▸ **WORK TO BE COMPLETED**
Output the full listing below exactly, without the pictures.

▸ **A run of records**
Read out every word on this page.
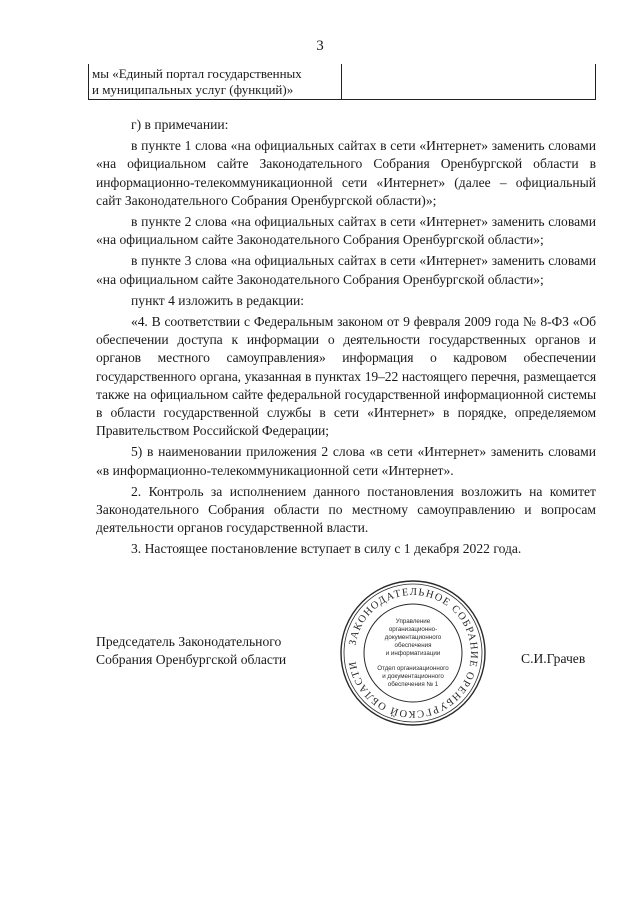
3
мы «Единый портал государственных
и муниципальных услуг (функций)»

г) в примечании:

в пункте 1 слова «на официальных сайтах в сети «Интернет» заменить словами «на официальном сайте Законодательного Собрания Оренбургской области в информационно-телекоммуникационной сети «Интернет» (далее – официальный сайт Законодательного Собрания Оренбургской области)»;

в пункте 2 слова «на официальных сайтах в сети «Интернет» заменить словами «на официальном сайте Законодательного Собрания Оренбургской области»;

в пункте 3 слова «на официальных сайтах в сети «Интернет» заменить словами «на официальном сайте Законодательного Собрания Оренбургской области»;

пункт 4 изложить в редакции:

«4. В соответствии с Федеральным законом от 9 февраля 2009 года № 8-ФЗ «Об обеспечении доступа к информации о деятельности государственных органов и органов местного самоуправления» информация о кадровом обеспечении государственного органа, указанная в пунктах 19–22 настоящего перечня, размещается также на официальном сайте федеральной государственной информационной системы в области государственной службы в сети «Интернет» в порядке, определяемом Правительством Российской Федерации;

5) в наименовании приложения 2 слова «в сети «Интернет» заменить словами «в информационно-телекоммуникационной сети «Интернет».

2. Контроль за исполнением данного постановления возложить на комитет Законодательного Собрания области по местному самоуправлению и вопросам деятельности органов государственной власти.

3. Настоящее постановление вступает в силу с 1 декабря 2022 года.

Председатель Законодательного
Собрания Оренбургской области	С.И.Грачев
ЗАКОНОДАТЕЛЬНОЕ СОБРАНИЕ ОРЕНБУРГСКОЙ ОБЛАСТИ
Управление
организационно-
документационного
обеспечения
и информатизации
Отдел организационного
и документационного
обеспечения № 1
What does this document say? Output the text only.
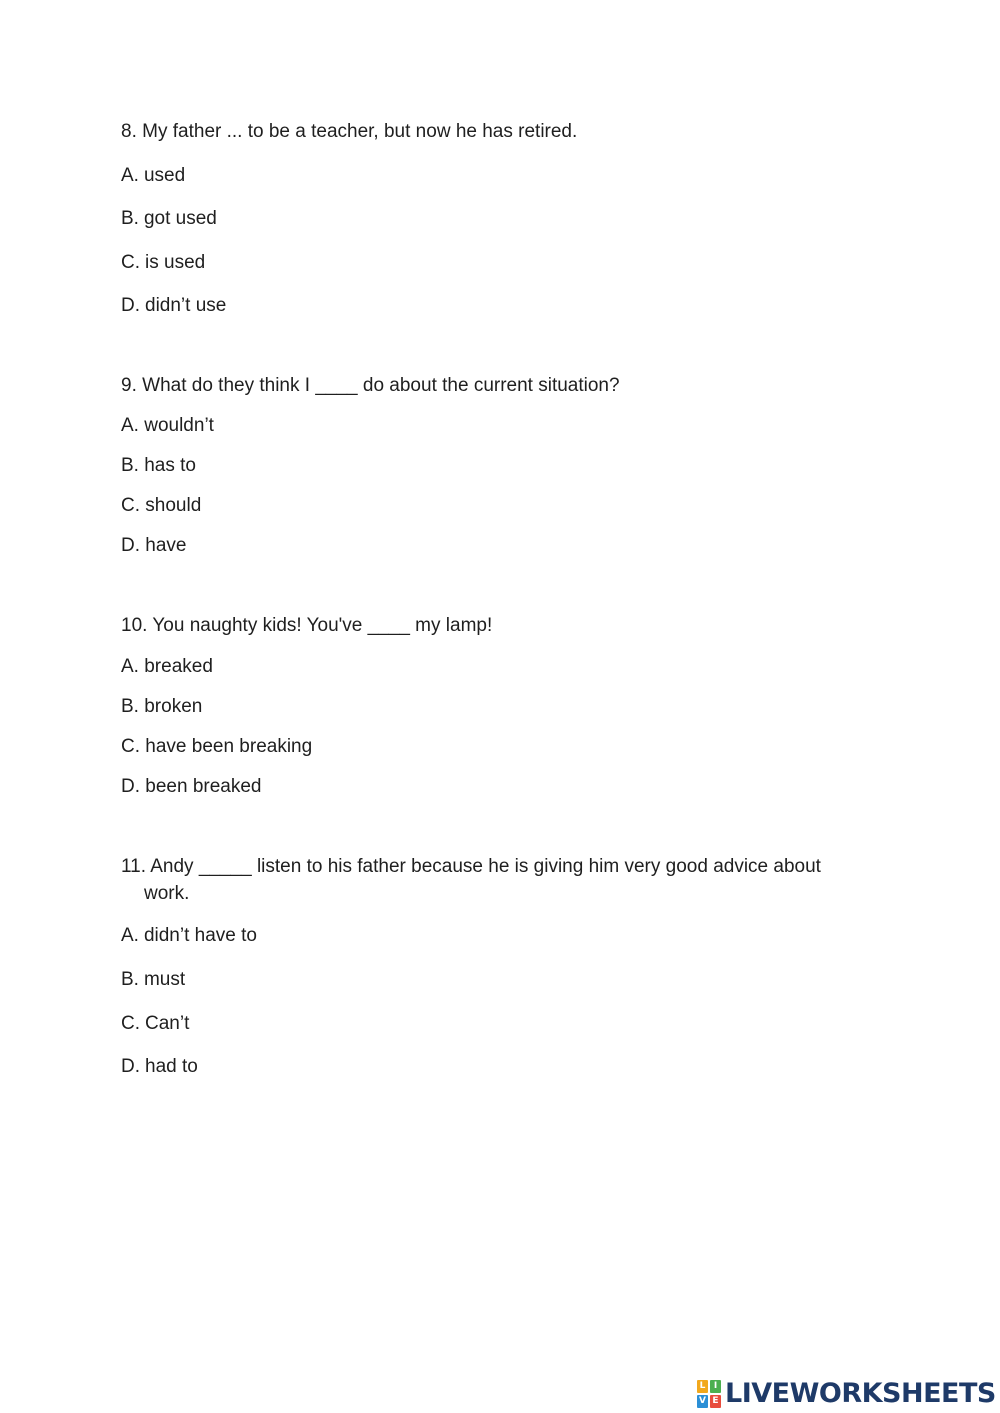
8. My father ... to be a teacher, but now he has retired.
A. used
B. got used
C. is used
D. didn’t use
9. What do they think I ____ do about the current situation?
A. wouldn’t
B. has to
C. should
D. have
10. You naughty kids! You've ____ my lamp!
A. breaked
B. broken
C. have been breaking
D. been breaked
11. Andy _____ listen to his father because he is giving him very good advice about
work.
A. didn’t have to
B. must
C. Can’t
D. had to
L I
V E LIVEWORKSHEETS
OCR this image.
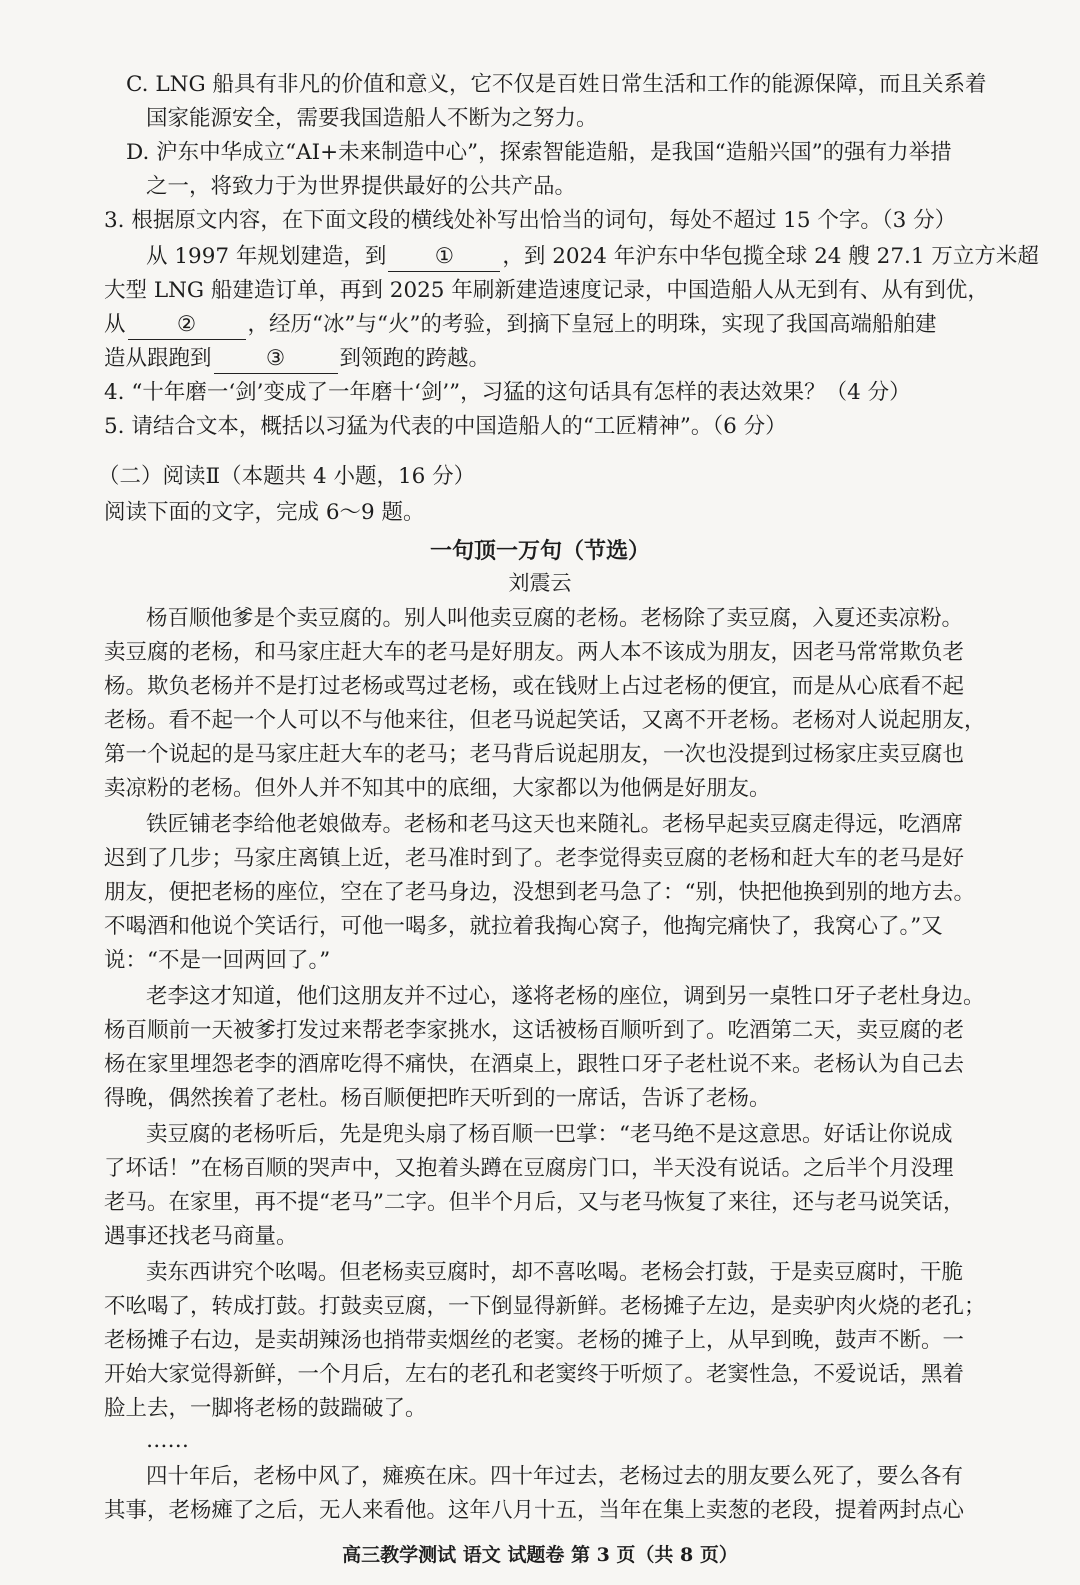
C. LNG 船具有非凡的价值和意义，它不仅是百姓日常生活和工作的能源保障，而且关系着
国家能源安全，需要我国造船人不断为之努力。
D. 沪东中华成立“AI+未来制造中心”，探索智能造船，是我国“造船兴国”的强有力举措
之一，将致力于为世界提供最好的公共产品。
3. 根据原文内容，在下面文段的横线处补写出恰当的词句，每处不超过 15 个字。（3 分）
从 1997 年规划建造，到 ① ，到 2024 年沪东中华包揽全球 24 艘 27.1 万立方米超
大型 LNG 船建造订单，再到 2025 年刷新建造速度记录，中国造船人从无到有、从有到优，
从 ② ，经历“冰”与“火”的考验，到摘下皇冠上的明珠，实现了我国高端船舶建
造从跟跑到	③	到领跑的跨越。
4. “十年磨一‘剑’变成了一年磨十‘剑’”，习猛的这句话具有怎样的表达效果？（4 分）
5. 请结合文本，概括以习猛为代表的中国造船人的“工匠精神”。（6 分）
（二）阅读Ⅱ（本题共 4 小题，16 分）
阅读下面的文字，完成 6～9 题。
一句顶一万句（节选）
刘震云
杨百顺他爹是个卖豆腐的。别人叫他卖豆腐的老杨。老杨除了卖豆腐，入夏还卖凉粉。
卖豆腐的老杨，和马家庄赶大车的老马是好朋友。两人本不该成为朋友，因老马常常欺负老
杨。欺负老杨并不是打过老杨或骂过老杨，或在钱财上占过老杨的便宜，而是从心底看不起
老杨。看不起一个人可以不与他来往，但老马说起笑话，又离不开老杨。老杨对人说起朋友，
第一个说起的是马家庄赶大车的老马；老马背后说起朋友，一次也没提到过杨家庄卖豆腐也
卖凉粉的老杨。但外人并不知其中的底细，大家都以为他俩是好朋友。
铁匠铺老李给他老娘做寿。老杨和老马这天也来随礼。老杨早起卖豆腐走得远，吃酒席
迟到了几步；马家庄离镇上近，老马准时到了。老李觉得卖豆腐的老杨和赶大车的老马是好
朋友，便把老杨的座位，空在了老马身边，没想到老马急了：“别，快把他换到别的地方去。
不喝酒和他说个笑话行，可他一喝多，就拉着我掏心窝子，他掏完痛快了，我窝心了。”又
说：“不是一回两回了。”
老李这才知道，他们这朋友并不过心，遂将老杨的座位，调到另一桌牲口牙子老杜身边。
杨百顺前一天被爹打发过来帮老李家挑水，这话被杨百顺听到了。吃酒第二天，卖豆腐的老
杨在家里埋怨老李的酒席吃得不痛快，在酒桌上，跟牲口牙子老杜说不来。老杨认为自己去
得晚，偶然挨着了老杜。杨百顺便把昨天听到的一席话，告诉了老杨。
卖豆腐的老杨听后，先是兜头扇了杨百顺一巴掌：“老马绝不是这意思。好话让你说成
了坏话！”在杨百顺的哭声中，又抱着头蹲在豆腐房门口，半天没有说话。之后半个月没理
老马。在家里，再不提“老马”二字。但半个月后，又与老马恢复了来往，还与老马说笑话，
遇事还找老马商量。
卖东西讲究个吆喝。但老杨卖豆腐时，却不喜吆喝。老杨会打鼓，于是卖豆腐时，干脆
不吆喝了，转成打鼓。打鼓卖豆腐，一下倒显得新鲜。老杨摊子左边，是卖驴肉火烧的老孔；
老杨摊子右边，是卖胡辣汤也捎带卖烟丝的老窦。老杨的摊子上，从早到晚，鼓声不断。一
开始大家觉得新鲜，一个月后，左右的老孔和老窦终于听烦了。老窦性急，不爱说话，黑着
脸上去，一脚将老杨的鼓踹破了。
……
四十年后，老杨中风了，瘫痪在床。四十年过去，老杨过去的朋友要么死了，要么各有
其事，老杨瘫了之后，无人来看他。这年八月十五，当年在集上卖葱的老段，提着两封点心
高三教学测试 语文 试题卷 第 3 页（共 8 页）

▸ **SOLUTION TO THIS PROBLEM**
Read out every word on this page.
3
мы «Единый портал государственных
и муниципальных услуг (функций)»

г) в примечании:

в пункте 1 слова «на официальных сайтах в сети «Интернет» заменить словами «на официальном сайте Законодательного Собрания Оренбургской области в информационно-телекоммуникационной сети «Интернет» (далее – официальный сайт Законодательного Собрания Оренбургской области)»;

в пункте 2 слова «на официальных сайтах в сети «Интернет» заменить словами «на официальном сайте Законодательного Собрания Оренбургской области»;

в пункте 3 слова «на официальных сайтах в сети «Интернет» заменить словами «на официальном сайте Законодательного Собрания Оренбургской области»;

пункт 4 изложить в редакции:

«4. В соответствии с Федеральным законом от 9 февраля 2009 года № 8-ФЗ «Об обеспечении доступа к информации о деятельности государственных органов и органов местного самоуправления» информация о кадровом обеспечении государственного органа, указанная в пунктах 19–22 настоящего перечня, размещается также на официальном сайте федеральной государственной информационной системы в области государственной службы в сети «Интернет» в порядке, определяемом Правительством Российской Федерации;

5) в наименовании приложения 2 слова «в сети «Интернет» заменить словами «в информационно-телекоммуникационной сети «Интернет».

2. Контроль за исполнением данного постановления возложить на комитет Законодательного Собрания области по местному самоуправлению и вопросам деятельности органов государственной власти.

3. Настоящее постановление вступает в силу с 1 декабря 2022 года.

Председатель Законодательного
Собрания Оренбургской области	С.И.Грачев
ЗАКОНОДАТЕЛЬНОЕ СОБРАНИЕ ОРЕНБУРГСКОЙ ОБЛАСТИ
Управление
организационно-
документационного
обеспечения
и информатизации
Отдел организационного
и документационного
обеспечения № 1
What does this document say? Output the text only.
8. My father ... to be a teacher, but now he has retired.
A. used
B. got used
C. is used
D. didn’t use
9. What do they think I ____ do about the current situation?
A. wouldn’t
B. has to
C. should
D. have
10. You naughty kids! You've ____ my lamp!
A. breaked
B. broken
C. have been breaking
D. been breaked
11. Andy _____ listen to his father because he is giving him very good advice about
work.
A. didn’t have to
B. must
C. Can’t
D. had to
L I
V E LIVEWORKSHEETS
OCR this image.
C. LNG 船具有非凡的价值和意义，它不仅是百姓日常生活和工作的能源保障，而且关系着
国家能源安全，需要我国造船人不断为之努力。
D. 沪东中华成立“AI+未来制造中心”，探索智能造船，是我国“造船兴国”的强有力举措
之一，将致力于为世界提供最好的公共产品。
3. 根据原文内容，在下面文段的横线处补写出恰当的词句，每处不超过 15 个字。（3 分）
从 1997 年规划建造，到 ① ，到 2024 年沪东中华包揽全球 24 艘 27.1 万立方米超
大型 LNG 船建造订单，再到 2025 年刷新建造速度记录，中国造船人从无到有、从有到优，
从 ② ，经历“冰”与“火”的考验，到摘下皇冠上的明珠，实现了我国高端船舶建
造从跟跑到	③	到领跑的跨越。
4. “十年磨一‘剑’变成了一年磨十‘剑’”，习猛的这句话具有怎样的表达效果？（4 分）
5. 请结合文本，概括以习猛为代表的中国造船人的“工匠精神”。（6 分）
（二）阅读Ⅱ（本题共 4 小题，16 分）
阅读下面的文字，完成 6～9 题。
一句顶一万句（节选）
刘震云
杨百顺他爹是个卖豆腐的。别人叫他卖豆腐的老杨。老杨除了卖豆腐，入夏还卖凉粉。
卖豆腐的老杨，和马家庄赶大车的老马是好朋友。两人本不该成为朋友，因老马常常欺负老
杨。欺负老杨并不是打过老杨或骂过老杨，或在钱财上占过老杨的便宜，而是从心底看不起
老杨。看不起一个人可以不与他来往，但老马说起笑话，又离不开老杨。老杨对人说起朋友，
第一个说起的是马家庄赶大车的老马；老马背后说起朋友，一次也没提到过杨家庄卖豆腐也
卖凉粉的老杨。但外人并不知其中的底细，大家都以为他俩是好朋友。
铁匠铺老李给他老娘做寿。老杨和老马这天也来随礼。老杨早起卖豆腐走得远，吃酒席
迟到了几步；马家庄离镇上近，老马准时到了。老李觉得卖豆腐的老杨和赶大车的老马是好
朋友，便把老杨的座位，空在了老马身边，没想到老马急了：“别，快把他换到别的地方去。
不喝酒和他说个笑话行，可他一喝多，就拉着我掏心窝子，他掏完痛快了，我窝心了。”又
说：“不是一回两回了。”
老李这才知道，他们这朋友并不过心，遂将老杨的座位，调到另一桌牲口牙子老杜身边。
杨百顺前一天被爹打发过来帮老李家挑水，这话被杨百顺听到了。吃酒第二天，卖豆腐的老
杨在家里埋怨老李的酒席吃得不痛快，在酒桌上，跟牲口牙子老杜说不来。老杨认为自己去
得晚，偶然挨着了老杜。杨百顺便把昨天听到的一席话，告诉了老杨。
卖豆腐的老杨听后，先是兜头扇了杨百顺一巴掌：“老马绝不是这意思。好话让你说成
了坏话！”在杨百顺的哭声中，又抱着头蹲在豆腐房门口，半天没有说话。之后半个月没理
老马。在家里，再不提“老马”二字。但半个月后，又与老马恢复了来往，还与老马说笑话，
遇事还找老马商量。
卖东西讲究个吆喝。但老杨卖豆腐时，却不喜吆喝。老杨会打鼓，于是卖豆腐时，干脆
不吆喝了，转成打鼓。打鼓卖豆腐，一下倒显得新鲜。老杨摊子左边，是卖驴肉火烧的老孔；
老杨摊子右边，是卖胡辣汤也捎带卖烟丝的老窦。老杨的摊子上，从早到晚，鼓声不断。一
开始大家觉得新鲜，一个月后，左右的老孔和老窦终于听烦了。老窦性急，不爱说话，黑着
脸上去，一脚将老杨的鼓踹破了。
……
四十年后，老杨中风了，瘫痪在床。四十年过去，老杨过去的朋友要么死了，要么各有
其事，老杨瘫了之后，无人来看他。这年八月十五，当年在集上卖葱的老段，提着两封点心
高三教学测试 语文 试题卷 第 3 页（共 8 页）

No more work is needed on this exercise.